Exercise brief
Pick out all lines of the entries that include the word "Stock" and copy them.

Extracted information
* * *

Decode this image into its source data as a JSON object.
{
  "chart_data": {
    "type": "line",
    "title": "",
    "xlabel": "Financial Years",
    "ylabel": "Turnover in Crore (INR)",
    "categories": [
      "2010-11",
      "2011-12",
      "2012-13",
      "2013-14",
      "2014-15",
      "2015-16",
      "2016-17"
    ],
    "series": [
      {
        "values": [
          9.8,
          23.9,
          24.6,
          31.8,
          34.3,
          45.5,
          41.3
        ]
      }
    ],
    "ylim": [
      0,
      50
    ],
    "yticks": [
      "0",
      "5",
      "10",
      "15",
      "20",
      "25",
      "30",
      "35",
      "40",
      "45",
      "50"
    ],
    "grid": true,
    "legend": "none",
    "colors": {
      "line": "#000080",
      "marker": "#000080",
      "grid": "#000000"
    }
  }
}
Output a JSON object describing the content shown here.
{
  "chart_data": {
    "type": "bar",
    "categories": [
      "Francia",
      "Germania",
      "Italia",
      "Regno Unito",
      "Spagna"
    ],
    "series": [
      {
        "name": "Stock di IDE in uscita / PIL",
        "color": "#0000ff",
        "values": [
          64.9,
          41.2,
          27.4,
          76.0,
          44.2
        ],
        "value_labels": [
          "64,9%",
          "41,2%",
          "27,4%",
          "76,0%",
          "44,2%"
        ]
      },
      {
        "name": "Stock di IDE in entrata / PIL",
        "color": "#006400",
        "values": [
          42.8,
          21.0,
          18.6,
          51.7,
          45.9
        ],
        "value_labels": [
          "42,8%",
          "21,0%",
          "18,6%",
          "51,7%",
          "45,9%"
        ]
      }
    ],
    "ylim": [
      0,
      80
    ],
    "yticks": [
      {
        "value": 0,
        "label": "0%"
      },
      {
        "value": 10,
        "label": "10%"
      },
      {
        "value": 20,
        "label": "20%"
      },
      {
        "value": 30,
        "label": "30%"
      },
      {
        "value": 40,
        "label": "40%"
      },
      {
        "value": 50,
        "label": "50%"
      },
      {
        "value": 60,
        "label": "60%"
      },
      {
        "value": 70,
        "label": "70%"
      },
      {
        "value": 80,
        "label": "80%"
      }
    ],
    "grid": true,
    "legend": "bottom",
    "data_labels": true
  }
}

* * *

Solution to the exercise
        "name": "Stock di IDE in uscita / PIL",
        "name": "Stock di IDE in entrata / PIL",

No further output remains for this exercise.